**Exercise instructions:**
Search the listing below for the word "Model" and copy each line that holds it.

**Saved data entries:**

§

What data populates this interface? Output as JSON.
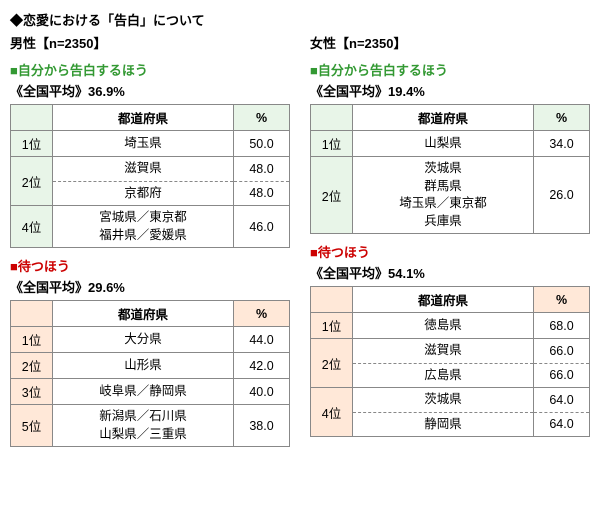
{
  "title": "◆恋愛における「告白」について",
  "male_label": "男性【n=2350】",
  "female_label": "女性【n=2350】",
  "hdr_pref": "都道府県",
  "hdr_pct": "%",
  "sections": {
    "active": {
      "label": "■自分から告白するほう",
      "color": "green",
      "table_color": "green"
    },
    "wait": {
      "label": "■待つほう",
      "color": "red",
      "table_color": "orange"
    }
  },
  "male": {
    "active": {
      "avg": "《全国平均》36.9%",
      "rows": [
        {
          "rank": "1位",
          "pref": "埼玉県",
          "pct": "50.0"
        },
        {
          "rank": "2位",
          "pref_a": "滋賀県",
          "pref_b": "京都府",
          "pct_a": "48.0",
          "pct_b": "48.0",
          "tied": true
        },
        {
          "rank": "4位",
          "pref": "宮城県／東京都\n福井県／愛媛県",
          "pct": "46.0",
          "multi": true
        }
      ]
    },
    "wait": {
      "avg": "《全国平均》29.6%",
      "rows": [
        {
          "rank": "1位",
          "pref": "大分県",
          "pct": "44.0"
        },
        {
          "rank": "2位",
          "pref": "山形県",
          "pct": "42.0"
        },
        {
          "rank": "3位",
          "pref": "岐阜県／静岡県",
          "pct": "40.0"
        },
        {
          "rank": "5位",
          "pref": "新潟県／石川県\n山梨県／三重県",
          "pct": "38.0",
          "multi": true
        }
      ]
    }
  },
  "female": {
    "active": {
      "avg": "《全国平均》19.4%",
      "rows": [
        {
          "rank": "1位",
          "pref": "山梨県",
          "pct": "34.0"
        },
        {
          "rank": "2位",
          "pref": "茨城県\n群馬県\n埼玉県／東京都\n兵庫県",
          "pct": "26.0",
          "multi": true
        }
      ]
    },
    "wait": {
      "avg": "《全国平均》54.1%",
      "rows": [
        {
          "rank": "1位",
          "pref": "徳島県",
          "pct": "68.0"
        },
        {
          "rank": "2位",
          "pref_a": "滋賀県",
          "pref_b": "広島県",
          "pct_a": "66.0",
          "pct_b": "66.0",
          "tied": true
        },
        {
          "rank": "4位",
          "pref_a": "茨城県",
          "pref_b": "静岡県",
          "pct_a": "64.0",
          "pct_b": "64.0",
          "tied": true
        }
      ]
    }
  }
}
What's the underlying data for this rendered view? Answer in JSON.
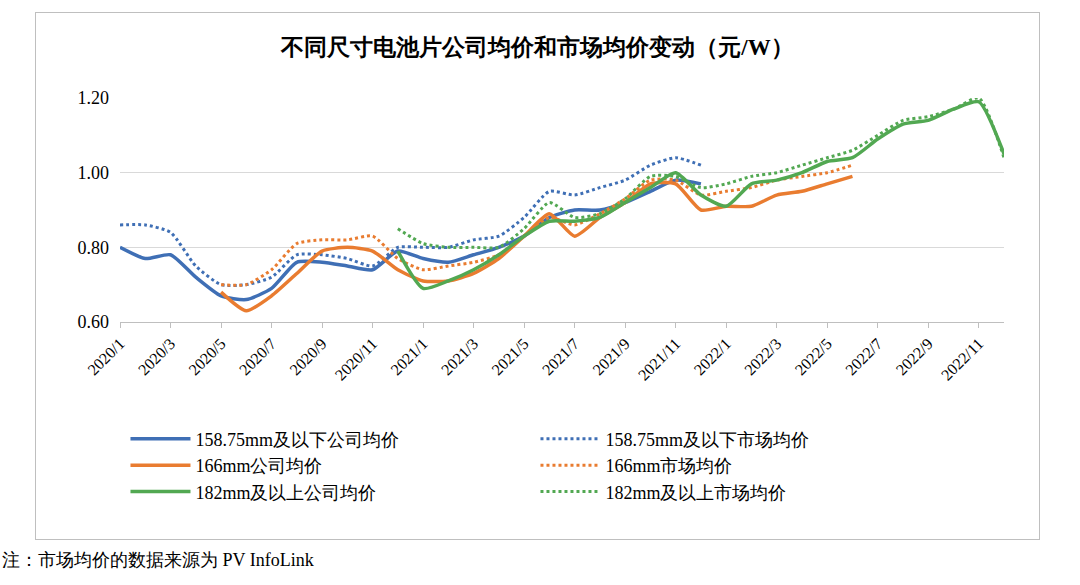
{
  "chart_data": {
    "type": "line",
    "title": "不同尺寸电池片公司均价和市场均价变动（元/W）",
    "annotations": [
      "注：市场均价的数据来源为 PV InfoLink"
    ],
    "categories": [
      "2020/1",
      null,
      "2020/3",
      null,
      "2020/5",
      null,
      "2020/7",
      null,
      "2020/9",
      null,
      "2020/11",
      null,
      "2021/1",
      null,
      "2021/3",
      null,
      "2021/5",
      null,
      "2021/7",
      null,
      "2021/9",
      null,
      "2021/11",
      null,
      "2022/1",
      null,
      "2022/3",
      null,
      "2022/5",
      null,
      "2022/7",
      null,
      "2022/9",
      null,
      "2022/11",
      null
    ],
    "series": [
      {
        "name": "158.75mm及以下公司均价",
        "color": "#3f6fb5",
        "line_style": "solid",
        "values": [
          0.8,
          0.77,
          0.78,
          0.72,
          0.67,
          0.66,
          0.69,
          0.76,
          0.76,
          0.75,
          0.74,
          0.79,
          0.77,
          0.76,
          0.78,
          0.8,
          0.83,
          0.88,
          0.9,
          0.9,
          0.92,
          0.95,
          0.98,
          0.97,
          null,
          null,
          null,
          null,
          null,
          null,
          null,
          null,
          null,
          null,
          null,
          null
        ]
      },
      {
        "name": "158.75mm及以下市场均价",
        "color": "#3f6fb5",
        "line_style": "dotted",
        "values": [
          0.86,
          0.86,
          0.84,
          0.75,
          0.7,
          0.7,
          0.72,
          0.78,
          0.78,
          0.77,
          0.75,
          0.8,
          0.8,
          0.8,
          0.82,
          0.83,
          0.88,
          0.95,
          0.94,
          0.96,
          0.98,
          1.02,
          1.04,
          1.02,
          null,
          null,
          null,
          null,
          null,
          null,
          null,
          null,
          null,
          null,
          null,
          null
        ]
      },
      {
        "name": "166mm公司均价",
        "color": "#e97c30",
        "line_style": "solid",
        "values": [
          null,
          null,
          null,
          null,
          0.68,
          0.63,
          0.67,
          0.73,
          0.79,
          0.8,
          0.79,
          0.74,
          0.71,
          0.71,
          0.73,
          0.77,
          0.83,
          0.89,
          0.83,
          0.88,
          0.92,
          0.97,
          0.97,
          0.9,
          0.91,
          0.91,
          0.94,
          0.95,
          0.97,
          0.99,
          null,
          null,
          null,
          null,
          null,
          null
        ]
      },
      {
        "name": "166mm市场均价",
        "color": "#e97c30",
        "line_style": "dotted",
        "values": [
          null,
          null,
          null,
          null,
          0.7,
          0.7,
          0.74,
          0.81,
          0.82,
          0.82,
          0.83,
          0.77,
          0.74,
          0.75,
          0.76,
          0.78,
          0.83,
          0.88,
          0.86,
          0.89,
          0.93,
          0.98,
          0.98,
          0.94,
          0.95,
          0.96,
          0.98,
          0.99,
          1.0,
          1.02,
          null,
          null,
          null,
          null,
          null,
          null
        ]
      },
      {
        "name": "182mm及以上公司均价",
        "color": "#52a852",
        "line_style": "solid",
        "values": [
          null,
          null,
          null,
          null,
          null,
          null,
          null,
          null,
          null,
          null,
          null,
          0.79,
          0.69,
          0.71,
          0.74,
          0.78,
          0.83,
          0.87,
          0.87,
          0.88,
          0.92,
          0.96,
          1.0,
          0.94,
          0.91,
          0.97,
          0.98,
          1.0,
          1.03,
          1.04,
          1.09,
          1.13,
          1.14,
          1.17,
          1.19,
          1.05
        ]
      },
      {
        "name": "182mm及以上市场均价",
        "color": "#52a852",
        "line_style": "dotted",
        "values": [
          null,
          null,
          null,
          null,
          null,
          null,
          null,
          null,
          null,
          null,
          null,
          0.85,
          0.81,
          0.8,
          0.8,
          0.8,
          0.85,
          0.92,
          0.88,
          0.89,
          0.93,
          0.99,
          0.99,
          0.96,
          0.97,
          0.99,
          1.0,
          1.02,
          1.04,
          1.06,
          1.1,
          1.14,
          1.15,
          1.17,
          1.2,
          1.04
        ]
      }
    ],
    "ylim": [
      0.6,
      1.2
    ],
    "yticks": [
      {
        "value": 0.6,
        "label": "0.60"
      },
      {
        "value": 0.8,
        "label": "0.80"
      },
      {
        "value": 1.0,
        "label": "1.00"
      },
      {
        "value": 1.2,
        "label": "1.20"
      }
    ],
    "grid": true,
    "legend": "bottom"
  }
}
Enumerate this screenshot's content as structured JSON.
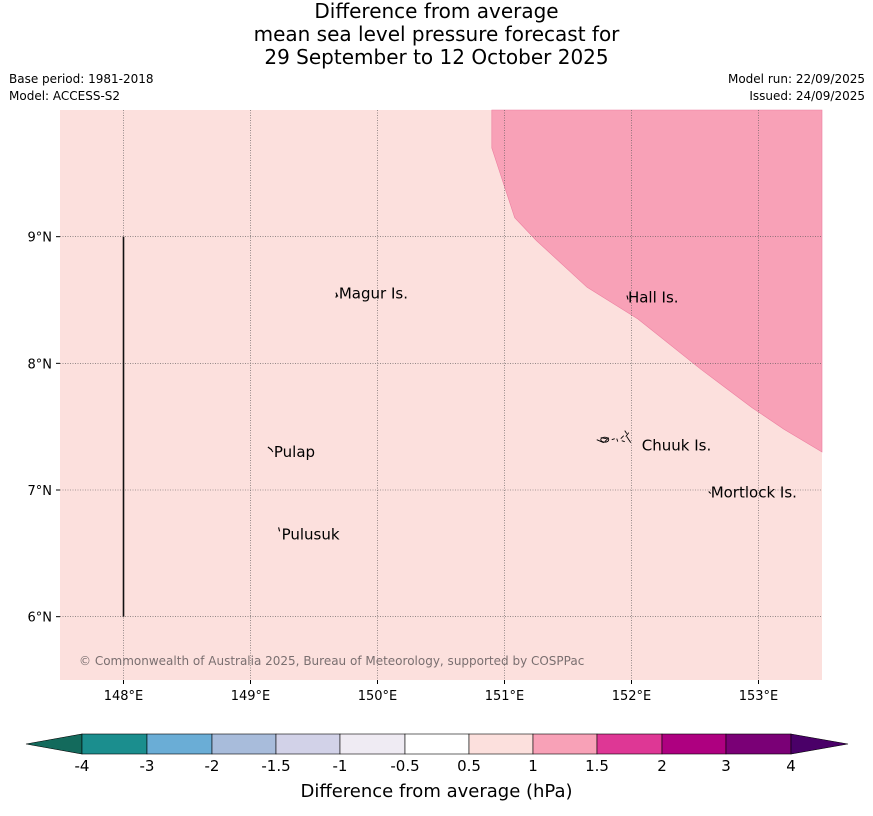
{
  "title": {
    "line1": "Difference from average",
    "line2": "mean sea level pressure forecast for",
    "line3": "29 September to 12 October 2025"
  },
  "meta": {
    "base_period": "Base period: 1981-2018",
    "model": "Model: ACCESS-S2",
    "model_run": "Model run: 22/09/2025",
    "issued": "Issued: 24/09/2025"
  },
  "map": {
    "lon_range": [
      147.5,
      153.5
    ],
    "lat_range": [
      5.5,
      10.0
    ],
    "lon_ticks": [
      148,
      149,
      150,
      151,
      152,
      153
    ],
    "lon_labels": [
      "148°E",
      "149°E",
      "150°E",
      "151°E",
      "152°E",
      "153°E"
    ],
    "lat_ticks": [
      6,
      7,
      8,
      9
    ],
    "lat_labels": [
      "6°N",
      "7°N",
      "8°N",
      "9°N"
    ],
    "background_anomaly_class": "0.5 to 1",
    "background_color": "#fce0dd",
    "high_anomaly_class": "1 to 1.5",
    "high_anomaly_color": "#f8a1b7",
    "copyright": "© Commonwealth of Australia 2025, Bureau of Meteorology, supported by COSPPac",
    "islands": [
      {
        "name": "Magur Is.",
        "lon": 149.68,
        "lat": 8.55
      },
      {
        "name": "Hall Is.",
        "lon": 151.98,
        "lat": 8.52
      },
      {
        "name": "Pulap",
        "lon": 149.2,
        "lat": 7.3
      },
      {
        "name": "Chuuk Is.",
        "lon": 151.75,
        "lat": 7.35
      },
      {
        "name": "Pulusuk",
        "lon": 149.3,
        "lat": 6.65
      },
      {
        "name": "Mortlock Is.",
        "lon": 152.6,
        "lat": 6.98
      }
    ]
  },
  "colorbar": {
    "title": "Difference from average (hPa)",
    "labels": [
      "-4",
      "-3",
      "-2",
      "-1.5",
      "-1",
      "-0.5",
      "0.5",
      "1",
      "1.5",
      "2",
      "3",
      "4"
    ],
    "colors": [
      "#1b8e8e",
      "#6aadd6",
      "#a8bcdb",
      "#d2d2e8",
      "#efebf3",
      "#ffffff",
      "#fce0dd",
      "#f8a1b7",
      "#de3795",
      "#ae0080",
      "#7a0076"
    ],
    "under_color": "#136a5c",
    "over_color": "#4a0068"
  }
}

§

**Task result:**
    "model": "Model: ACCESS-S2",
    "model_run": "Model run: 22/09/2025",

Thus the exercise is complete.